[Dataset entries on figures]
"""

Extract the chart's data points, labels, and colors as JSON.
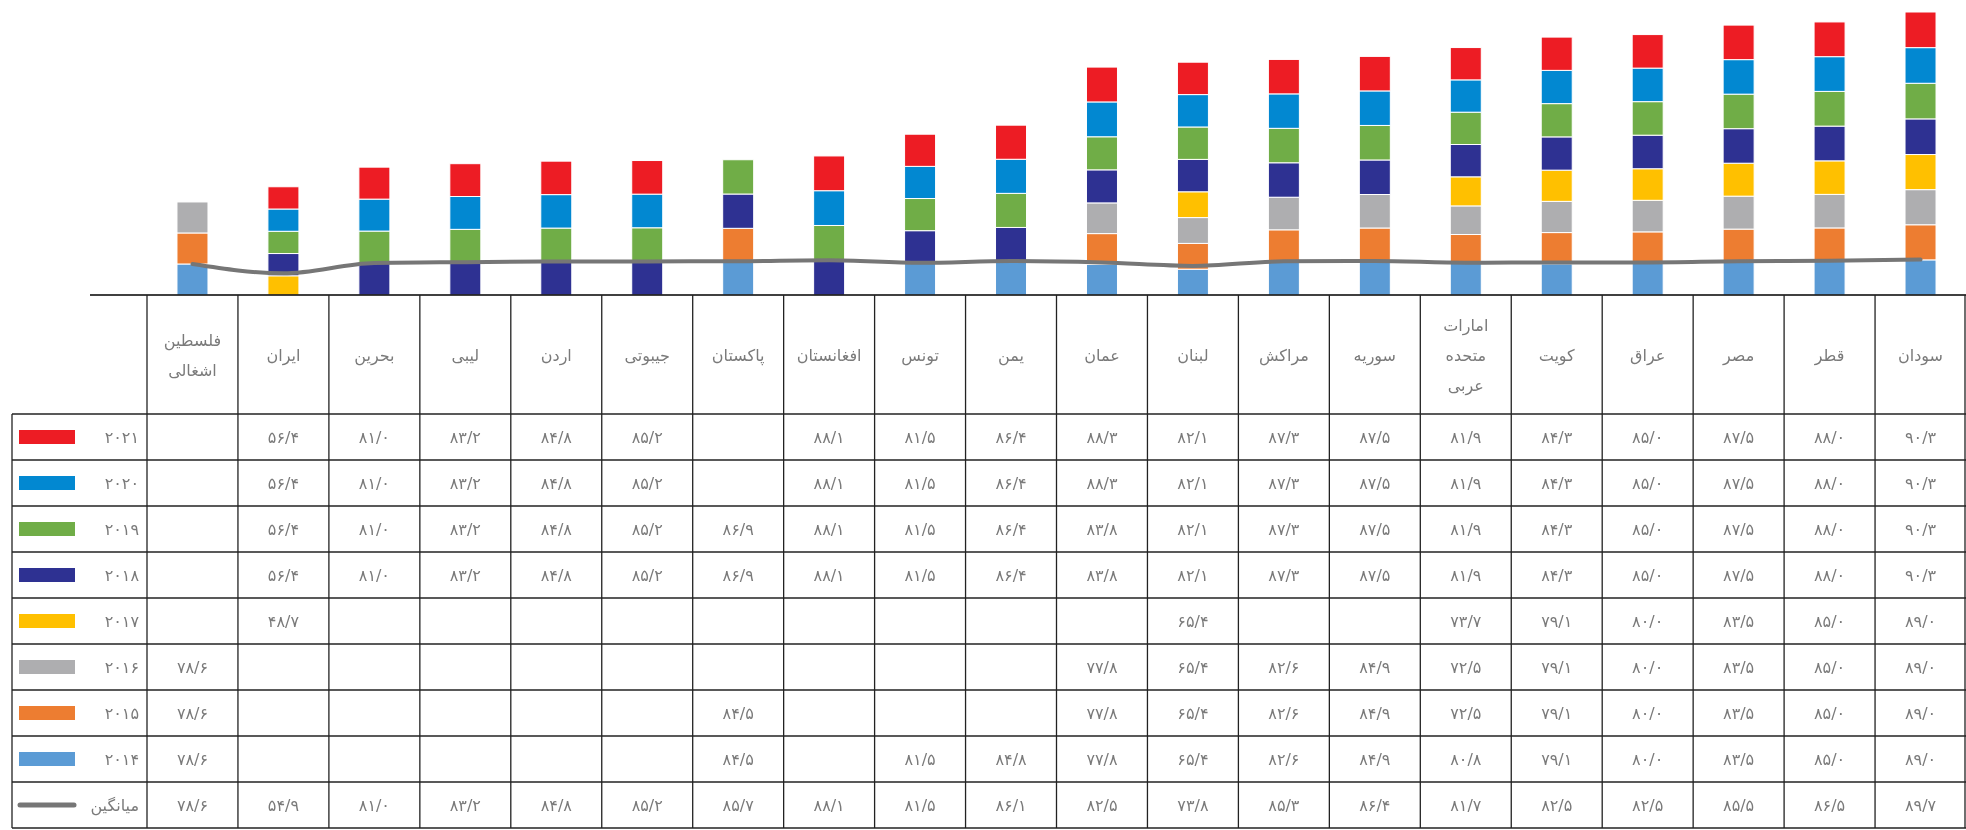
{
  "chart_data": {
    "type": "bar",
    "stacked": true,
    "legend": "bottom left",
    "tick_labels": "x",
    "categories": [
      "فلسطین اشغالی",
      "ایران",
      "بحرین",
      "لیبی",
      "اردن",
      "جیبوتی",
      "پاکستان",
      "افغانستان",
      "تونس",
      "یمن",
      "عمان",
      "لبنان",
      "مراکش",
      "سوریه",
      "امارات متحده عربی",
      "کویت",
      "عراق",
      "مصر",
      "قطر",
      "سودان"
    ],
    "series": [
      {
        "name": "۲۰۱۴",
        "color": "#5b9bd5",
        "values": [
          78.6,
          null,
          null,
          null,
          null,
          null,
          84.5,
          null,
          81.5,
          84.8,
          77.8,
          65.4,
          82.6,
          84.9,
          80.8,
          79.1,
          80.0,
          83.5,
          85.0,
          89.0
        ],
        "value_labels": [
          "۷۸/۶",
          null,
          null,
          null,
          null,
          null,
          "۸۴/۵",
          null,
          "۸۱/۵",
          "۸۴/۸",
          "۷۷/۸",
          "۶۵/۴",
          "۸۲/۶",
          "۸۴/۹",
          "۸۰/۸",
          "۷۹/۱",
          "۸۰/۰",
          "۸۳/۵",
          "۸۵/۰",
          "۸۹/۰"
        ]
      },
      {
        "name": "۲۰۱۵",
        "color": "#ed7d31",
        "values": [
          78.6,
          null,
          null,
          null,
          null,
          null,
          84.5,
          null,
          null,
          null,
          77.8,
          65.4,
          82.6,
          84.9,
          72.5,
          79.1,
          80.0,
          83.5,
          85.0,
          89.0
        ],
        "value_labels": [
          "۷۸/۶",
          null,
          null,
          null,
          null,
          null,
          "۸۴/۵",
          null,
          null,
          null,
          "۷۷/۸",
          "۶۵/۴",
          "۸۲/۶",
          "۸۴/۹",
          "۷۲/۵",
          "۷۹/۱",
          "۸۰/۰",
          "۸۳/۵",
          "۸۵/۰",
          "۸۹/۰"
        ]
      },
      {
        "name": "۲۰۱۶",
        "color": "#aeaeb0",
        "values": [
          78.6,
          null,
          null,
          null,
          null,
          null,
          null,
          null,
          null,
          null,
          77.8,
          65.4,
          82.6,
          84.9,
          72.5,
          79.1,
          80.0,
          83.5,
          85.0,
          89.0
        ],
        "value_labels": [
          "۷۸/۶",
          null,
          null,
          null,
          null,
          null,
          null,
          null,
          null,
          null,
          "۷۷/۸",
          "۶۵/۴",
          "۸۲/۶",
          "۸۴/۹",
          "۷۲/۵",
          "۷۹/۱",
          "۸۰/۰",
          "۸۳/۵",
          "۸۵/۰",
          "۸۹/۰"
        ]
      },
      {
        "name": "۲۰۱۷",
        "color": "#ffc000",
        "values": [
          null,
          48.7,
          null,
          null,
          null,
          null,
          null,
          null,
          null,
          null,
          null,
          65.4,
          null,
          null,
          73.7,
          79.1,
          80.0,
          83.5,
          85.0,
          89.0
        ],
        "value_labels": [
          null,
          "۴۸/۷",
          null,
          null,
          null,
          null,
          null,
          null,
          null,
          null,
          null,
          "۶۵/۴",
          null,
          null,
          "۷۳/۷",
          "۷۹/۱",
          "۸۰/۰",
          "۸۳/۵",
          "۸۵/۰",
          "۸۹/۰"
        ]
      },
      {
        "name": "۲۰۱۸",
        "color": "#2e3192",
        "values": [
          null,
          56.4,
          81.0,
          83.2,
          84.8,
          85.2,
          86.9,
          88.1,
          81.5,
          86.4,
          83.8,
          82.1,
          87.3,
          87.5,
          81.9,
          84.3,
          85.0,
          87.5,
          88.0,
          90.3
        ],
        "value_labels": [
          null,
          "۵۶/۴",
          "۸۱/۰",
          "۸۳/۲",
          "۸۴/۸",
          "۸۵/۲",
          "۸۶/۹",
          "۸۸/۱",
          "۸۱/۵",
          "۸۶/۴",
          "۸۳/۸",
          "۸۲/۱",
          "۸۷/۳",
          "۸۷/۵",
          "۸۱/۹",
          "۸۴/۳",
          "۸۵/۰",
          "۸۷/۵",
          "۸۸/۰",
          "۹۰/۳"
        ]
      },
      {
        "name": "۲۰۱۹",
        "color": "#70ad47",
        "values": [
          null,
          56.4,
          81.0,
          83.2,
          84.8,
          85.2,
          86.9,
          88.1,
          81.5,
          86.4,
          83.8,
          82.1,
          87.3,
          87.5,
          81.9,
          84.3,
          85.0,
          87.5,
          88.0,
          90.3
        ],
        "value_labels": [
          null,
          "۵۶/۴",
          "۸۱/۰",
          "۸۳/۲",
          "۸۴/۸",
          "۸۵/۲",
          "۸۶/۹",
          "۸۸/۱",
          "۸۱/۵",
          "۸۶/۴",
          "۸۳/۸",
          "۸۲/۱",
          "۸۷/۳",
          "۸۷/۵",
          "۸۱/۹",
          "۸۴/۳",
          "۸۵/۰",
          "۸۷/۵",
          "۸۸/۰",
          "۹۰/۳"
        ]
      },
      {
        "name": "۲۰۲۰",
        "color": "#0288d1",
        "values": [
          null,
          56.4,
          81.0,
          83.2,
          84.8,
          85.2,
          null,
          88.1,
          81.5,
          86.4,
          88.3,
          82.1,
          87.3,
          87.5,
          81.9,
          84.3,
          85.0,
          87.5,
          88.0,
          90.3
        ],
        "value_labels": [
          null,
          "۵۶/۴",
          "۸۱/۰",
          "۸۳/۲",
          "۸۴/۸",
          "۸۵/۲",
          null,
          "۸۸/۱",
          "۸۱/۵",
          "۸۶/۴",
          "۸۸/۳",
          "۸۲/۱",
          "۸۷/۳",
          "۸۷/۵",
          "۸۱/۹",
          "۸۴/۳",
          "۸۵/۰",
          "۸۷/۵",
          "۸۸/۰",
          "۹۰/۳"
        ]
      },
      {
        "name": "۲۰۲۱",
        "color": "#ed1c24",
        "values": [
          null,
          56.4,
          81.0,
          83.2,
          84.8,
          85.2,
          null,
          88.1,
          81.5,
          86.4,
          88.3,
          82.1,
          87.3,
          87.5,
          81.9,
          84.3,
          85.0,
          87.5,
          88.0,
          90.3
        ],
        "value_labels": [
          null,
          "۵۶/۴",
          "۸۱/۰",
          "۸۳/۲",
          "۸۴/۸",
          "۸۵/۲",
          null,
          "۸۸/۱",
          "۸۱/۵",
          "۸۶/۴",
          "۸۸/۳",
          "۸۲/۱",
          "۸۷/۳",
          "۸۷/۵",
          "۸۱/۹",
          "۸۴/۳",
          "۸۵/۰",
          "۸۷/۵",
          "۸۸/۰",
          "۹۰/۳"
        ]
      },
      {
        "name": "میانگین",
        "type": "line",
        "color": "#767676",
        "values": [
          78.6,
          54.9,
          81.0,
          83.2,
          84.8,
          85.2,
          85.7,
          88.1,
          81.5,
          86.1,
          82.5,
          73.8,
          85.3,
          86.4,
          81.7,
          82.5,
          82.5,
          85.5,
          86.5,
          89.7
        ],
        "value_labels": [
          "۷۸/۶",
          "۵۴/۹",
          "۸۱/۰",
          "۸۳/۲",
          "۸۴/۸",
          "۸۵/۲",
          "۸۵/۷",
          "۸۸/۱",
          "۸۱/۵",
          "۸۶/۱",
          "۸۲/۵",
          "۷۳/۸",
          "۸۵/۳",
          "۸۶/۴",
          "۸۱/۷",
          "۸۲/۵",
          "۸۲/۵",
          "۸۵/۵",
          "۸۶/۵",
          "۸۹/۷"
        ]
      }
    ]
  }
}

"""

Note every line above where the string "name" shows up, and copy those lines.

        "name": "۲۰۱۴",
        "name": "۲۰۱۵",
        "name": "۲۰۱۶",
        "name": "۲۰۱۷",
        "name": "۲۰۱۸",
        "name": "۲۰۱۹",
        "name": "۲۰۲۰",
        "name": "۲۰۲۱",
        "name": "میانگین",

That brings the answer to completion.